▶ [PROBLEM DESCRIPTION]
Pull out every line containing the string "федеральных".

* Begin *

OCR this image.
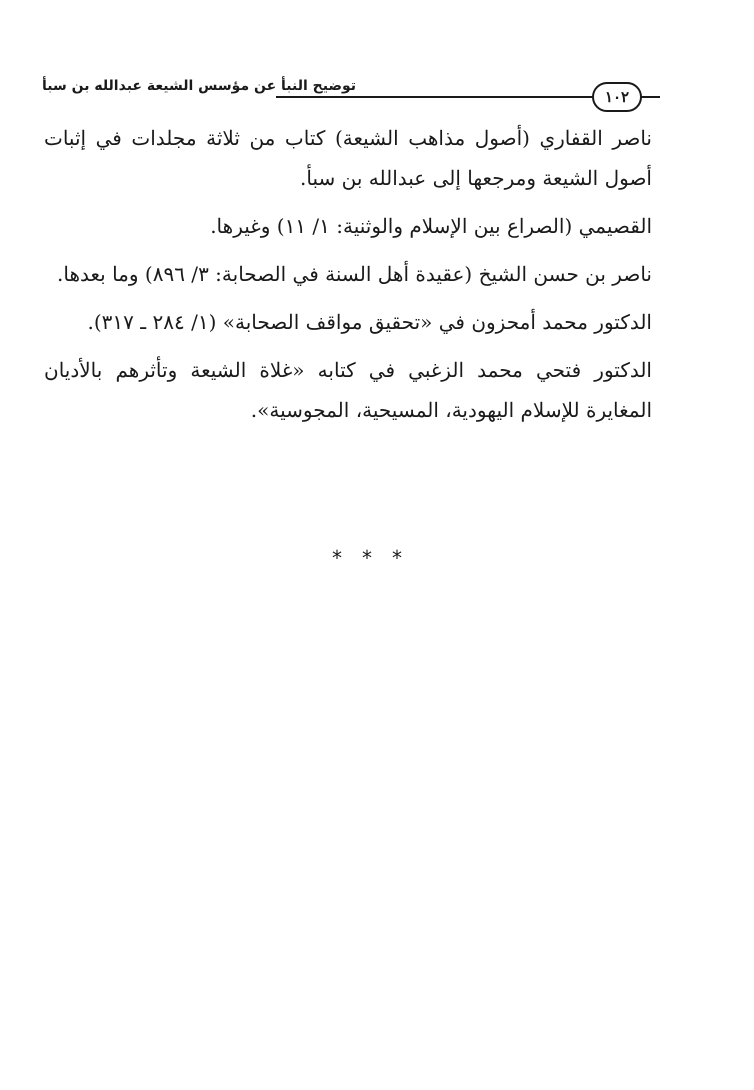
توضيح النبأ عن مؤسس الشيعة عبدالله بن سبأ
١٠٢

ناصر القفاري (أصول مذاهب الشيعة) كتاب من ثلاثة مجلدات في إثبات أصول الشيعة ومرجعها إلى عبدالله بن سبأ.

القصيمي (الصراع بين الإسلام والوثنية: ١/ ١١) وغيرها.

ناصر بن حسن الشيخ (عقيدة أهل السنة في الصحابة: ٣/ ٨٩٦) وما بعدها.

الدكتور محمد أمحزون في «تحقيق مواقف الصحابة» (١/ ٢٨٤ ـ ٣١٧).

الدكتور فتحي محمد الزغبي في كتابه «غلاة الشيعة وتأثرهم بالأديان المغايرة للإسلام اليهودية، المسيحية، المجوسية».

***
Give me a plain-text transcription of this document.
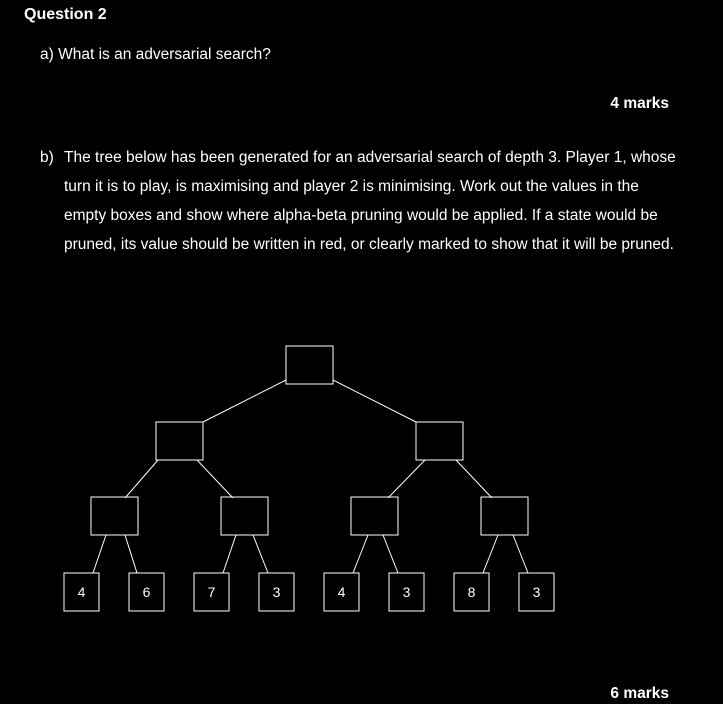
Question 2
a) What is an adversarial search?
4 marks
b) The tree below has been generated for an adversarial search of depth 3. Player 1, whose turn it is to play, is maximising and player 2 is minimising. Work out the values in the empty boxes and show where alpha-beta pruning would be applied. If a state would be pruned, its value should be written in red, or clearly marked to show that it will be pruned.
4	6	7	3	4	3	8	3
6 marks
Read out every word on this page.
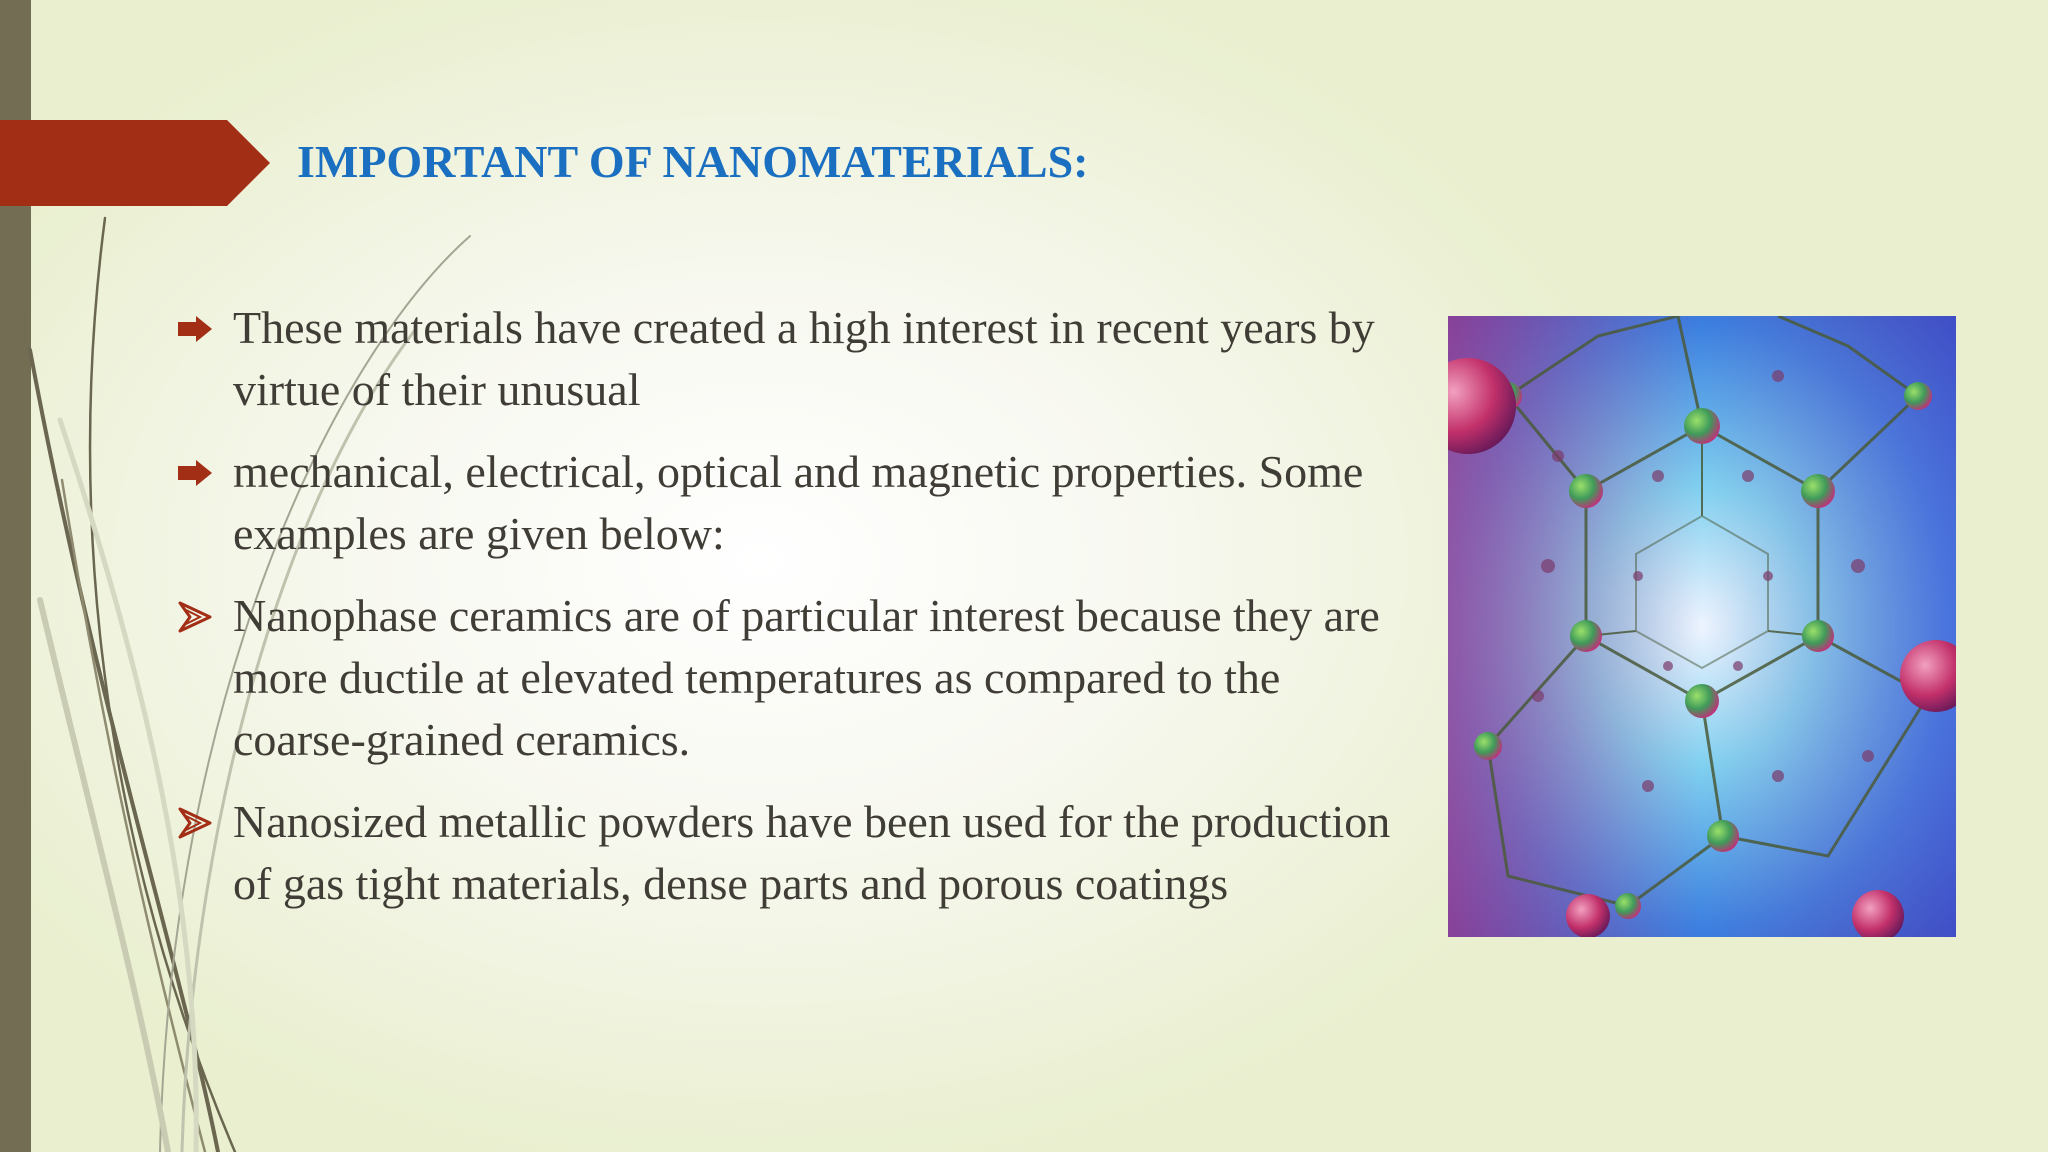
IMPORTANT OF NANOMATERIALS:
These materials have created a high interest in recent years by virtue of their unusual
mechanical, electrical, optical and magnetic properties. Some examples are given below:
Nanophase ceramics are of particular interest because they are more ductile at elevated temperatures as compared to the coarse-grained ceramics.
Nanosized metallic powders have been used for the production of gas tight materials, dense parts and porous coatings
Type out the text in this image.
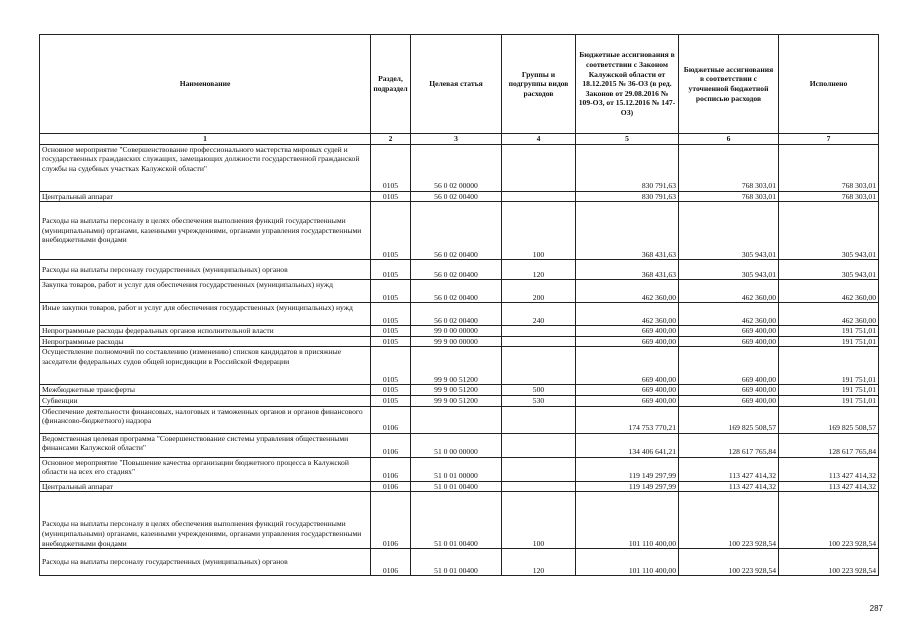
Наименование	Раздел, подраздел	Целевая статья	Группы и подгруппы видов расходов	Бюджетные ассигнования в соответствии с Законом Калужской области от 18.12.2015 № 36-ОЗ (в ред. Законов от 29.08.2016 № 109-ОЗ, от 15.12.2016 № 147-ОЗ)	Бюджетные ассигнования в соответствии с уточненной бюджетной росписью расходов	Исполнено
1	2	3	4	5	6	7
Основное мероприятие "Совершенствование профессионального мастерства мировых судей и государственных гражданских служащих, замещающих должности государственной гражданской службы на судебных участках Калужской области"	0105	56 0 02 00000		830 791,63	768 303,01	768 303,01
Центральный аппарат	0105	56 0 02 00400		830 791,63	768 303,01	768 303,01
Расходы на выплаты персоналу в целях обеспечения выполнения функций государственными (муниципальными) органами, казенными учреждениями, органами управления государственными внебюджетными фондами	0105	56 0 02 00400	100	368 431,63	305 943,01	305 943,01
Расходы на выплаты персоналу государственных (муниципальных) органов	0105	56 0 02 00400	120	368 431,63	305 943,01	305 943,01
Закупка товаров, работ и услуг для обеспечения государственных (муниципальных) нужд	0105	56 0 02 00400	200	462 360,00	462 360,00	462 360,00
Иные закупки товаров, работ и услуг для обеспечения государственных (муниципальных) нужд	0105	56 0 02 00400	240	462 360,00	462 360,00	462 360,00
Непрограммные расходы федеральных органов исполнительной власти	0105	99 0 00 00000		669 400,00	669 400,00	191 751,01
Непрограммные расходы	0105	99 9 00 00000		669 400,00	669 400,00	191 751,01
Осуществление полномочий по составлению (изменению) списков кандидатов в присяжные заседатели федеральных судов общей юрисдикции в Российской Федерации	0105	99 9 00 51200		669 400,00	669 400,00	191 751,01
Межбюджетные трансферты	0105	99 9 00 51200	500	669 400,00	669 400,00	191 751,01
Субвенции	0105	99 9 00 51200	530	669 400,00	669 400,00	191 751,01
Обеспечение деятельности финансовых, налоговых и таможенных органов и органов финансового (финансово-бюджетного) надзора	0106			174 753 770,21	169 825 508,57	169 825 508,57
Ведомственная целевая программа "Совершенствование системы управления общественными финансами Калужской области"	0106	51 0 00 00000		134 406 641,21	128 617 765,84	128 617 765,84
Основное мероприятие "Повышение качества организации бюджетного процесса в Калужской области на всех его стадиях"	0106	51 0 01 00000		119 149 297,99	113 427 414,32	113 427 414,32
Центральный аппарат	0106	51 0 01 00400		119 149 297,99	113 427 414,32	113 427 414,32
Расходы на выплаты персоналу в целях обеспечения выполнения функций государственными (муниципальными) органами, казенными учреждениями, органами управления государственными внебюджетными фондами	0106	51 0 01 00400	100	101 110 400,00	100 223 928,54	100 223 928,54
Расходы на выплаты персоналу государственных (муниципальных) органов	0106	51 0 01 00400	120	101 110 400,00	100 223 928,54	100 223 928,54
287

* End *

▶ [RESULT FOR THIS EXERCISE]
Непрограммные расходы федеральных органов исполнительной власти	0105	99 0 00 00000		669 400,00	669 400,00	191 751,01
Осуществление полномочий по составлению (изменению) списков кандидатов в присяжные заседатели федеральных судов общей юрисдикции в Российской Федерации	0105	99 9 00 51200		669 400,00	669 400,00	191 751,01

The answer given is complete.